- Exercise requirements: Lines that contain the string "ИСТОРИИ" are to be copied; leave out all others.
********
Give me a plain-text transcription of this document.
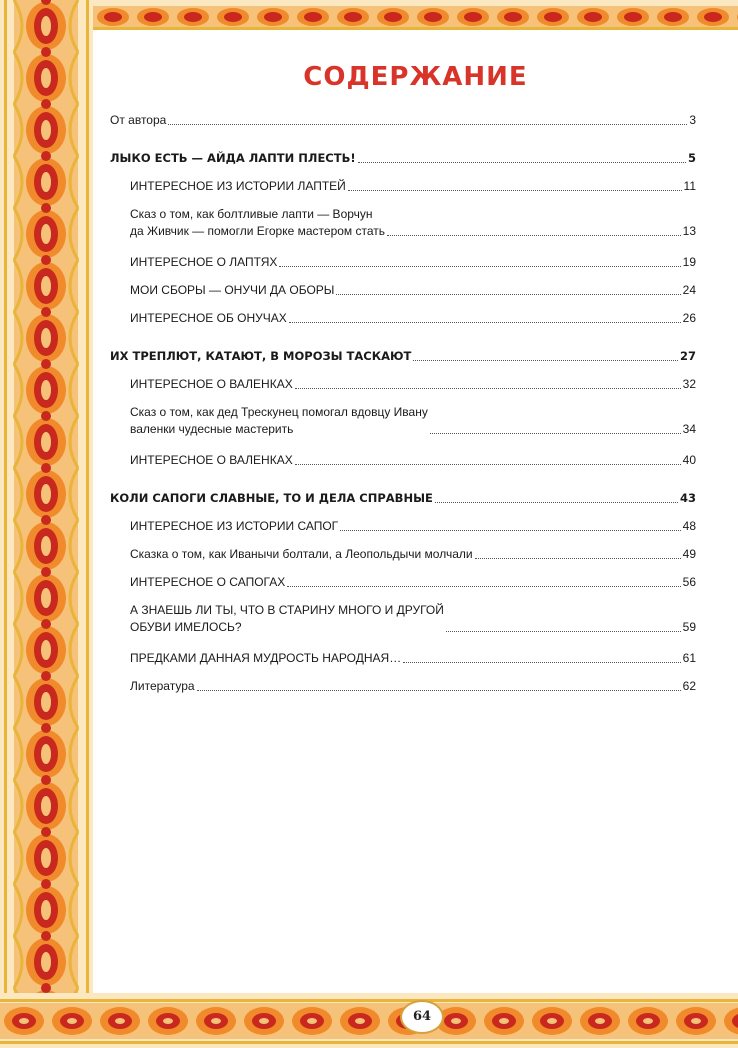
СОДЕРЖАНИЕ
От автора	3
ЛЫКО ЕСТЬ — АЙДА ЛАПТИ ПЛЕСТЬ!	5
ИНТЕРЕСНОЕ ИЗ ИСТОРИИ ЛАПТЕЙ	11
Сказ о том, как болтливые лапти — Ворчун
да Живчик — помогли Егорке мастером стать	13
ИНТЕРЕСНОЕ О ЛАПТЯХ	19
МОИ СБОРЫ — ОНУЧИ ДА ОБОРЫ	24
ИНТЕРЕСНОЕ ОБ ОНУЧАХ	26
ИХ ТРЕПЛЮТ, КАТАЮТ, В МОРОЗЫ ТАСКАЮТ	27
ИНТЕРЕСНОЕ О ВАЛЕНКАХ	32
Сказ о том, как дед Трескунец помогал вдовцу Ивану
валенки чудесные мастерить	34
ИНТЕРЕСНОЕ О ВАЛЕНКАХ	40
КОЛИ САПОГИ СЛАВНЫЕ, ТО И ДЕЛА СПРАВНЫЕ	43
ИНТЕРЕСНОЕ ИЗ ИСТОРИИ САПОГ	48
Сказка о том, как Иванычи болтали, а Леопольдычи молчали	49
ИНТЕРЕСНОЕ О САПОГАХ	56
А ЗНАЕШЬ ЛИ ТЫ, ЧТО В СТАРИНУ МНОГО И ДРУГОЙ
ОБУВИ ИМЕЛОСЬ?	59
ПРЕДКАМИ ДАННАЯ МУДРОСТЬ НАРОДНАЯ…	61
Литература	62
64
********
- Reply:
ИНТЕРЕСНОЕ ИЗ ИСТОРИИ ЛАПТЕЙ	11
ИНТЕРЕСНОЕ ИЗ ИСТОРИИ САПОГ	48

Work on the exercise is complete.